YOUR INSTRUCTIONS -> Provide only the number of lines in the records below that include "this".

RECORD EXCERPTS ->
---------------
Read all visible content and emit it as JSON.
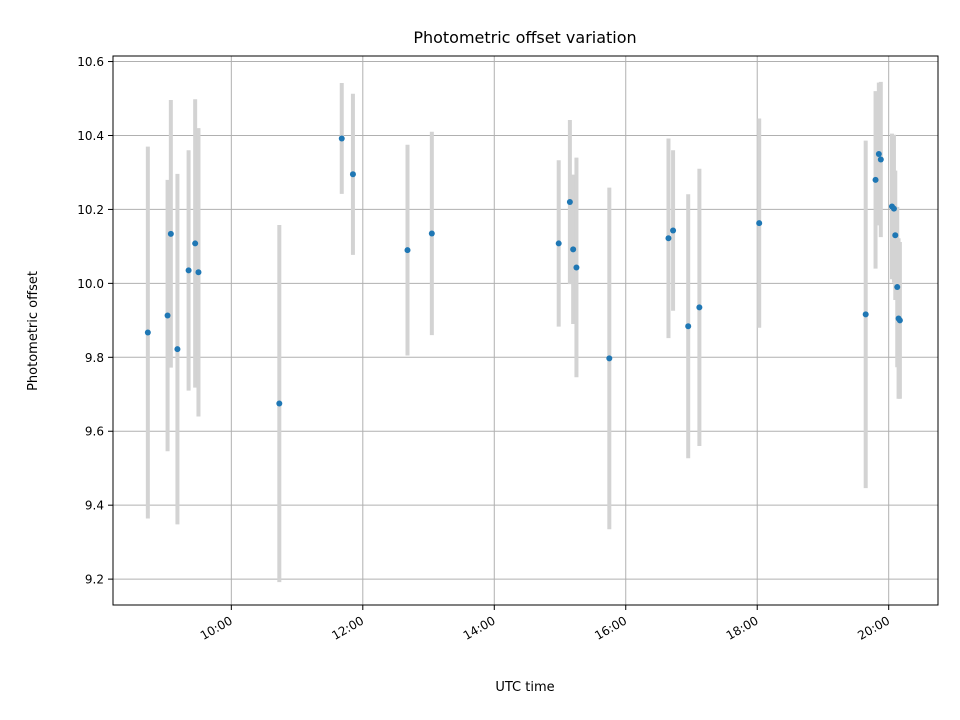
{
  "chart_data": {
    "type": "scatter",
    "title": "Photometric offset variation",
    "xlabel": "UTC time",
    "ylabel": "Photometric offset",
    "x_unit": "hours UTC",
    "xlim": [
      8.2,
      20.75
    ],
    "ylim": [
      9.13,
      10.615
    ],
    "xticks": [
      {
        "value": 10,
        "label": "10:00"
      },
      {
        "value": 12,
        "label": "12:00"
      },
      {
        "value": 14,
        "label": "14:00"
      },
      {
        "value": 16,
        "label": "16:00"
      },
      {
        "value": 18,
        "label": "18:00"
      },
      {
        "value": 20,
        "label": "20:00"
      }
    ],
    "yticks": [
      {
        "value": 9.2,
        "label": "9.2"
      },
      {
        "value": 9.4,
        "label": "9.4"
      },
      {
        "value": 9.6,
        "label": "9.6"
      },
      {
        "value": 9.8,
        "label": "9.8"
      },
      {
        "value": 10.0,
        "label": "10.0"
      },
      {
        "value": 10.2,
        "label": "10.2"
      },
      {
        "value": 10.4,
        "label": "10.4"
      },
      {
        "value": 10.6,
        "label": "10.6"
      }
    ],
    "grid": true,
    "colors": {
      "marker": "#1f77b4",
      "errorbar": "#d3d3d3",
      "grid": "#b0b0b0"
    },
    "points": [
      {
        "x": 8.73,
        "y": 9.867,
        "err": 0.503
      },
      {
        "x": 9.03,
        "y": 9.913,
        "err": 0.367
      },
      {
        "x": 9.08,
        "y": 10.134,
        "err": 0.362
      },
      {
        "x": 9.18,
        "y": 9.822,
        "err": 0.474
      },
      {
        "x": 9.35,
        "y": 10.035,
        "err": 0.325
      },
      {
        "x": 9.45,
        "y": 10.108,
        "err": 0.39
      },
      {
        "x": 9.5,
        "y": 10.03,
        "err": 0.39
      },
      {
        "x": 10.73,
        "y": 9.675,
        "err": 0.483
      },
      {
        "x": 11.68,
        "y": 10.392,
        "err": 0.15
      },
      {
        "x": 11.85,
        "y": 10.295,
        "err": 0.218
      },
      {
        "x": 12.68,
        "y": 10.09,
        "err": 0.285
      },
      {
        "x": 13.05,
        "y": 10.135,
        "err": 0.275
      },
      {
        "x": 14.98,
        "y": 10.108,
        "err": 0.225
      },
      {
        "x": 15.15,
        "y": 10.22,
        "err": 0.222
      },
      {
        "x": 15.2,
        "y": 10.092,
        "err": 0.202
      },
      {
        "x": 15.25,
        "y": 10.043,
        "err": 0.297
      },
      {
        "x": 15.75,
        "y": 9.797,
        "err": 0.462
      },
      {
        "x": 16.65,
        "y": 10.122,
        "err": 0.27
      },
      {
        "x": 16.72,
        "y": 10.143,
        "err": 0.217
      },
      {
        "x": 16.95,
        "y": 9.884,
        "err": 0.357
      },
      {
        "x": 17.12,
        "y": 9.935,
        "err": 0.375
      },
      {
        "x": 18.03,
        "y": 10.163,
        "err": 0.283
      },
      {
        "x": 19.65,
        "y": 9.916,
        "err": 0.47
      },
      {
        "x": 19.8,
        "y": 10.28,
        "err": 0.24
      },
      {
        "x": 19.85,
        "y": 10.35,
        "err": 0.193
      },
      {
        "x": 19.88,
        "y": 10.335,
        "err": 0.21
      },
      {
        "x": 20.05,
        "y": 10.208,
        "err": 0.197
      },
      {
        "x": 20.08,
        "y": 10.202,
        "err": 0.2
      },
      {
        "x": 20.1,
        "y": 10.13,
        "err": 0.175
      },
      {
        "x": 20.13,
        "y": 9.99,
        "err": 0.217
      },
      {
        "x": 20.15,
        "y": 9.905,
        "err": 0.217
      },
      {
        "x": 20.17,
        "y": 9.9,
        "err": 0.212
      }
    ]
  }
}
---------------
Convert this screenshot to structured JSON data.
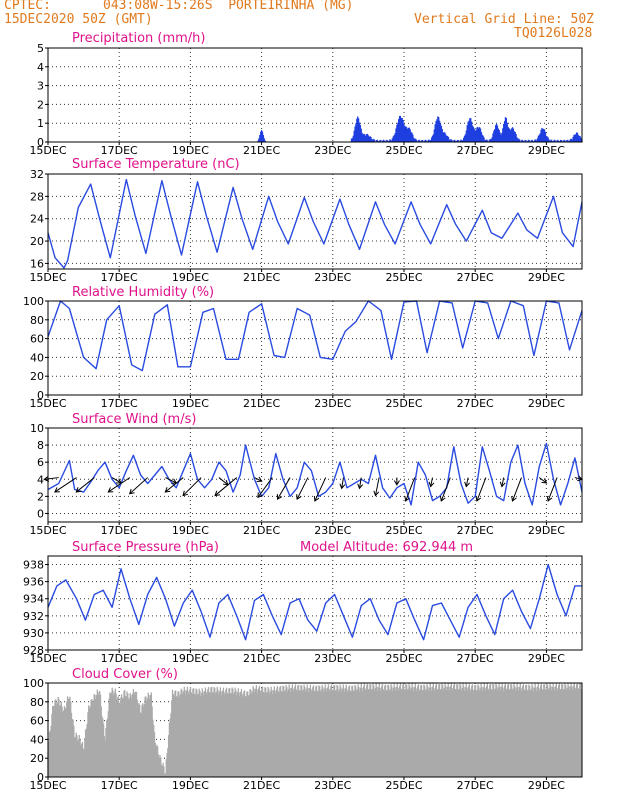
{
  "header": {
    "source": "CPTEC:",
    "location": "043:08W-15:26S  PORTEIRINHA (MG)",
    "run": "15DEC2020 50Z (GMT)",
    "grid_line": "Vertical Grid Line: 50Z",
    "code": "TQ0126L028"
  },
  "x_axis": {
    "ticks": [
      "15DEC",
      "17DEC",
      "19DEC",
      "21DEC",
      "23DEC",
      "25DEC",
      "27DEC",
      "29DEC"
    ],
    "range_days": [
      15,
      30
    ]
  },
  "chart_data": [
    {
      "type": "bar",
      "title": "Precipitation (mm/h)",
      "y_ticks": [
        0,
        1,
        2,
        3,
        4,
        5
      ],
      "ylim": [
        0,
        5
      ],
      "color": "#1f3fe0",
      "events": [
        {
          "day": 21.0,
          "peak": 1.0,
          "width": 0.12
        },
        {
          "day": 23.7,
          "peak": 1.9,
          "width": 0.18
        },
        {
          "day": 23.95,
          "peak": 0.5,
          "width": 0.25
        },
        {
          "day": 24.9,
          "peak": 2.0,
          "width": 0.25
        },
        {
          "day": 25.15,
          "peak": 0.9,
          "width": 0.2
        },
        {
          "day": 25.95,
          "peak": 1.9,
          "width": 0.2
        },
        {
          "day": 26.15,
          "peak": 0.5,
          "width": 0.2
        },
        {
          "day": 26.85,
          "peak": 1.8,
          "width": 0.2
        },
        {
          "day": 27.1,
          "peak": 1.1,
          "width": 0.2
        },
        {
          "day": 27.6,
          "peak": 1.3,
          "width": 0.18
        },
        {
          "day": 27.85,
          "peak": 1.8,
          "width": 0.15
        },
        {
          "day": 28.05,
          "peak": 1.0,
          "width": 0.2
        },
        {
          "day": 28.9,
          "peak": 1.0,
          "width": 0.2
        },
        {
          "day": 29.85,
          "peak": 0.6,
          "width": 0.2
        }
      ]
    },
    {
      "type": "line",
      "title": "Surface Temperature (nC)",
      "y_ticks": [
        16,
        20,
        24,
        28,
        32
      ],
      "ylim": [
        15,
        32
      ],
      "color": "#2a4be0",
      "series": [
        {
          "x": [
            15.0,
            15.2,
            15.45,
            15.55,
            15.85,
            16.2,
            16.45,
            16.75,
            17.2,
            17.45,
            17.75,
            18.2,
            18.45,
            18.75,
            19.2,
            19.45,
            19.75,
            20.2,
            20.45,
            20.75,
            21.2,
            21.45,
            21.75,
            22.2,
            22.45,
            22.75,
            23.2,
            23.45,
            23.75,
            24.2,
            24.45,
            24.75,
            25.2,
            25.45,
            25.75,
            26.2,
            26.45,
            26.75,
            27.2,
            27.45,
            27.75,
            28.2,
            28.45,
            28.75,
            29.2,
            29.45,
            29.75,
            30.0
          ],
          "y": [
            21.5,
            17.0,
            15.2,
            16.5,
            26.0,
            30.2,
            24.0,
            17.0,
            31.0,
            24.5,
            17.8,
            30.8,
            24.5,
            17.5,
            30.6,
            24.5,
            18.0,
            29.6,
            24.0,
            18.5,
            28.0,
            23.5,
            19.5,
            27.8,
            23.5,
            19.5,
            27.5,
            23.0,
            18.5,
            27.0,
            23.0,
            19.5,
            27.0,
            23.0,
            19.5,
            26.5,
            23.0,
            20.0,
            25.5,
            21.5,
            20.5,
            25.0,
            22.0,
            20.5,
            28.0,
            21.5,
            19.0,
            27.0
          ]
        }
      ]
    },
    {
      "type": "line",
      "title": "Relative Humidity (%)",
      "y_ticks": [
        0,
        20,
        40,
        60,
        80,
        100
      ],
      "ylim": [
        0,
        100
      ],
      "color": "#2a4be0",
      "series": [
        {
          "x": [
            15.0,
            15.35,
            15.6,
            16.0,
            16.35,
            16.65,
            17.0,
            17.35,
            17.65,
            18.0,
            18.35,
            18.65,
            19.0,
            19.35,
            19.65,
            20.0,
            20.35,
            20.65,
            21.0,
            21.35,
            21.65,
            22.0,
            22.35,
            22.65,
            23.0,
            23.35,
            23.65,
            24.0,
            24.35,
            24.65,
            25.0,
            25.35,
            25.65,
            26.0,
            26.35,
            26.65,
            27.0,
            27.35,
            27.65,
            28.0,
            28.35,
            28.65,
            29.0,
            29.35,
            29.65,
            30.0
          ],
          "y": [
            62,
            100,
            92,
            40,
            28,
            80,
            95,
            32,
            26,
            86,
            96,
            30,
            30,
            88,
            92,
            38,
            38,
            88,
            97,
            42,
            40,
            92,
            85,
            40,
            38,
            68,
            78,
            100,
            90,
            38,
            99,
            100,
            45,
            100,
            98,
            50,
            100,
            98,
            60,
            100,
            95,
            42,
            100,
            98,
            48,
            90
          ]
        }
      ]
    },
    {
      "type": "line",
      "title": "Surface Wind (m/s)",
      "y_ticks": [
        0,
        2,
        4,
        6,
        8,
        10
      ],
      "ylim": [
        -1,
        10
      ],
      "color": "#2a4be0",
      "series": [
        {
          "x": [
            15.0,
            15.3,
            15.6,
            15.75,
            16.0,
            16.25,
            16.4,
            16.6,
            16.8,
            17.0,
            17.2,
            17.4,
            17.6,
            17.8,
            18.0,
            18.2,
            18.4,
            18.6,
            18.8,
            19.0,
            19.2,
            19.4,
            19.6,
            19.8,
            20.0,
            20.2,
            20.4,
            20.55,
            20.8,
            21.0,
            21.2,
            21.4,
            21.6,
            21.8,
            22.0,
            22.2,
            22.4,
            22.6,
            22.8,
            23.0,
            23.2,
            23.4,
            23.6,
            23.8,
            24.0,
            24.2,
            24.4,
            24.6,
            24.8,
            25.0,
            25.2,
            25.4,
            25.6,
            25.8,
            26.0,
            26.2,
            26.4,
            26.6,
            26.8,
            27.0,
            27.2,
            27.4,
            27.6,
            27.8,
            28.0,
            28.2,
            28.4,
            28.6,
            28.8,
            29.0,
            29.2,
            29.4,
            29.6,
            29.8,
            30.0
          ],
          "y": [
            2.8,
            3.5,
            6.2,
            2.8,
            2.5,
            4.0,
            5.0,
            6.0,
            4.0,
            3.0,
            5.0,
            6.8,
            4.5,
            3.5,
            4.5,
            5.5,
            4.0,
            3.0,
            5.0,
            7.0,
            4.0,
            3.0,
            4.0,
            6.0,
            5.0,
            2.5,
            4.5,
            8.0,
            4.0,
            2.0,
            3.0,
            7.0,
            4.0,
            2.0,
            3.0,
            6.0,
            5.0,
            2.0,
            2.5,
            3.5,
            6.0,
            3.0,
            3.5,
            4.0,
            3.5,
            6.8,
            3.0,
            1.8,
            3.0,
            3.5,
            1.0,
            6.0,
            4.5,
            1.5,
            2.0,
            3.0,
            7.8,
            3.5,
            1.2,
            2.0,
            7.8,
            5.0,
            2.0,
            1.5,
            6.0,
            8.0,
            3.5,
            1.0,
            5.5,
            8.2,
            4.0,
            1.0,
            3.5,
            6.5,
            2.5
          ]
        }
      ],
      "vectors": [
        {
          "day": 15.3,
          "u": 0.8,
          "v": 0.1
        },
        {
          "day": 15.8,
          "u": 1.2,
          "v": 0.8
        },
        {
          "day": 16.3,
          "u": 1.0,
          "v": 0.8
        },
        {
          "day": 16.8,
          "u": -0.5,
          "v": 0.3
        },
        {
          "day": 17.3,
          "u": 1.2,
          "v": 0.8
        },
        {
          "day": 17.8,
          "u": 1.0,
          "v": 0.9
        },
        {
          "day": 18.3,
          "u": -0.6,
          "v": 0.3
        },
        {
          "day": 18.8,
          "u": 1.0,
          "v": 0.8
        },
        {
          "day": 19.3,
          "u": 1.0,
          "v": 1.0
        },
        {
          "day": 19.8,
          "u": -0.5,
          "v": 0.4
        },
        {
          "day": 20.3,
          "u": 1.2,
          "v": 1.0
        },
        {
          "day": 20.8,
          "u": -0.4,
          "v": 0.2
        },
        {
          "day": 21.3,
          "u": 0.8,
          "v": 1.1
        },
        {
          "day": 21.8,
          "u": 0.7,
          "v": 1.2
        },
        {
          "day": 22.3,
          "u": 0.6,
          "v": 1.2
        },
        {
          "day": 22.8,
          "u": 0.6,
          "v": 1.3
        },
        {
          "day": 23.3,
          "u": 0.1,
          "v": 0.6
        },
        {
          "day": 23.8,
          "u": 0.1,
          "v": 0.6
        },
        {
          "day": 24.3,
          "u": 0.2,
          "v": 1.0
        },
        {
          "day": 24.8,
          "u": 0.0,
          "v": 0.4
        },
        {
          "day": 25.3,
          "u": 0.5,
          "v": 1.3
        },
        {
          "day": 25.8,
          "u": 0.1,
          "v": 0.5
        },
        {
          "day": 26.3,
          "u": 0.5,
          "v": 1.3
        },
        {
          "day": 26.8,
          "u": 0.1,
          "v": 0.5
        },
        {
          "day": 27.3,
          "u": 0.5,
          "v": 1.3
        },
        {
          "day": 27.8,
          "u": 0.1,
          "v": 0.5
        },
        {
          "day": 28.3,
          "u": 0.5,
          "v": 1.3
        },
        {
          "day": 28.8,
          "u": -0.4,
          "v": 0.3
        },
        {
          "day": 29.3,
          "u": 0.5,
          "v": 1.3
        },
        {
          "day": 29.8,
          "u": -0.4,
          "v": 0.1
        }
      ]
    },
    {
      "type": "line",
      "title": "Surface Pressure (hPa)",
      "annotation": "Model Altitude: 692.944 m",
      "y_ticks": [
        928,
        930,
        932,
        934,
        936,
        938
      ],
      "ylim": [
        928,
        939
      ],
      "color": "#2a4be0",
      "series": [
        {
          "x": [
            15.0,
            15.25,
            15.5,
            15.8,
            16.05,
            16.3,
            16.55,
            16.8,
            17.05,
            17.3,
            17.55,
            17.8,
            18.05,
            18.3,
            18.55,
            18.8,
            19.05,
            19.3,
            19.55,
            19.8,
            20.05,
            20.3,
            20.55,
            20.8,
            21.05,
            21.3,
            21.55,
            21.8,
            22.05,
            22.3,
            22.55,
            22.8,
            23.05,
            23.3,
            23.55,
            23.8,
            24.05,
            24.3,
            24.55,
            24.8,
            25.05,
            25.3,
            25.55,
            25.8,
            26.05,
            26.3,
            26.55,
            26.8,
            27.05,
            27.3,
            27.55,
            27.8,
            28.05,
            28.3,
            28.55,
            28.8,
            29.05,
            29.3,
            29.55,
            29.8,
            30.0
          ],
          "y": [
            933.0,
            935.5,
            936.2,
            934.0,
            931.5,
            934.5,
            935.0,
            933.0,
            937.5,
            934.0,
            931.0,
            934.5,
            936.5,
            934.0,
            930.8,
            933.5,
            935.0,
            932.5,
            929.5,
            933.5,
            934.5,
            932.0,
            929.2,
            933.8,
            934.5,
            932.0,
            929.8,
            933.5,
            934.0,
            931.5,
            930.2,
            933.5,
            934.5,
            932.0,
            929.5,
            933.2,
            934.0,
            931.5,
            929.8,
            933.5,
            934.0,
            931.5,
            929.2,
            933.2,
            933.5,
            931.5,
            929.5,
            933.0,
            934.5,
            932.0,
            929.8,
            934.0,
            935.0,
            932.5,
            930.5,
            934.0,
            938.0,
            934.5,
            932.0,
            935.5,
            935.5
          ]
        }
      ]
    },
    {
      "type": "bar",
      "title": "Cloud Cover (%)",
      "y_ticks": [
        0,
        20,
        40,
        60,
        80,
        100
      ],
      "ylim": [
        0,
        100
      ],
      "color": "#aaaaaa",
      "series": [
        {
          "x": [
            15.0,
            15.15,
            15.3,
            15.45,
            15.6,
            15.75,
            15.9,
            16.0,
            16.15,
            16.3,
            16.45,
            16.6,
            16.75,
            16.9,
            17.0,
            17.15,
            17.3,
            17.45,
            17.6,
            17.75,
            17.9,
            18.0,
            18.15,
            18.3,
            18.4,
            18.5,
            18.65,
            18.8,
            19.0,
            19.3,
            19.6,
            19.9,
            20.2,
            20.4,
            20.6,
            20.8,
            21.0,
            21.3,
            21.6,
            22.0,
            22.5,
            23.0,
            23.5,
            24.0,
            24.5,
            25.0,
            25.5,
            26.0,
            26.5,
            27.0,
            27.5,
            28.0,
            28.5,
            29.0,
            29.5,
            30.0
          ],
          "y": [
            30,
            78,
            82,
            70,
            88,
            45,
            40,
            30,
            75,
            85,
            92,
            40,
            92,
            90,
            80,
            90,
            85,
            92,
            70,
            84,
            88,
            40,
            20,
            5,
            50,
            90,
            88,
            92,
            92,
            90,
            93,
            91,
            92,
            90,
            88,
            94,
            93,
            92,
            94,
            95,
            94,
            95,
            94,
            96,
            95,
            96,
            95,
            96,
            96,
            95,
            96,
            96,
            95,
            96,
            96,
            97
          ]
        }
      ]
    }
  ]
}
---------------
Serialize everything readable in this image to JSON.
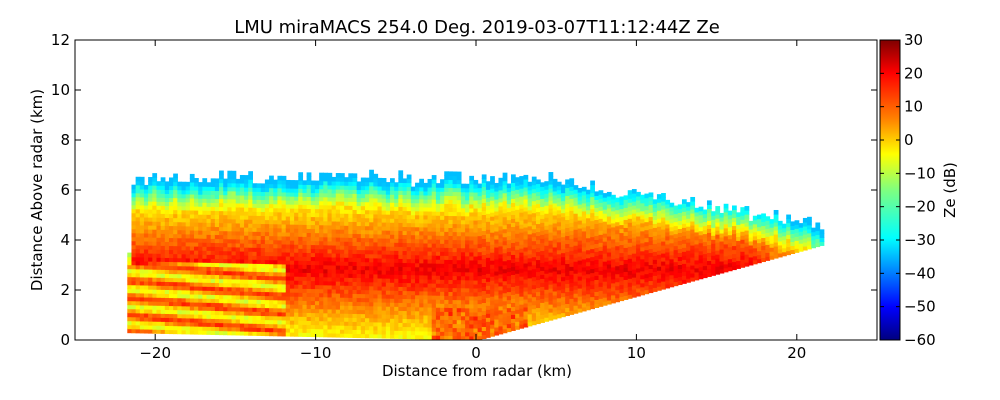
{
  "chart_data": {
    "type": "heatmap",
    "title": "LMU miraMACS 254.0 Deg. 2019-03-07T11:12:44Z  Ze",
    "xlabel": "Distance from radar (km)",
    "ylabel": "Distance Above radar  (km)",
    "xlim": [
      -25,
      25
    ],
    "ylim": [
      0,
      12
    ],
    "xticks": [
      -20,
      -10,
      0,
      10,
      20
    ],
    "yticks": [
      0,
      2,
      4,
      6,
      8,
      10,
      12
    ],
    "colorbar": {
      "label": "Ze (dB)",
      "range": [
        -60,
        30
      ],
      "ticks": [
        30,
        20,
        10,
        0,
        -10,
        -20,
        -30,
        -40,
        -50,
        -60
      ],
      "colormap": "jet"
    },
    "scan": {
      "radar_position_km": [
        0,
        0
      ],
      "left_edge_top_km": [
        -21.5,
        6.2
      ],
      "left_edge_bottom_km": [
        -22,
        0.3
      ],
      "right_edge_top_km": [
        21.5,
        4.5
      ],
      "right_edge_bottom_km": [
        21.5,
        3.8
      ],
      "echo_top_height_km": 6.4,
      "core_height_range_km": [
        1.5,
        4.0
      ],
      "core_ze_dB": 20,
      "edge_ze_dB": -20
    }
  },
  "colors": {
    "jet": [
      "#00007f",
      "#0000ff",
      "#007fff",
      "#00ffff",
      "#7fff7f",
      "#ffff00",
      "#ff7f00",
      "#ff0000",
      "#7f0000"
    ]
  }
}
---------------
TASK RESPONSE -> 2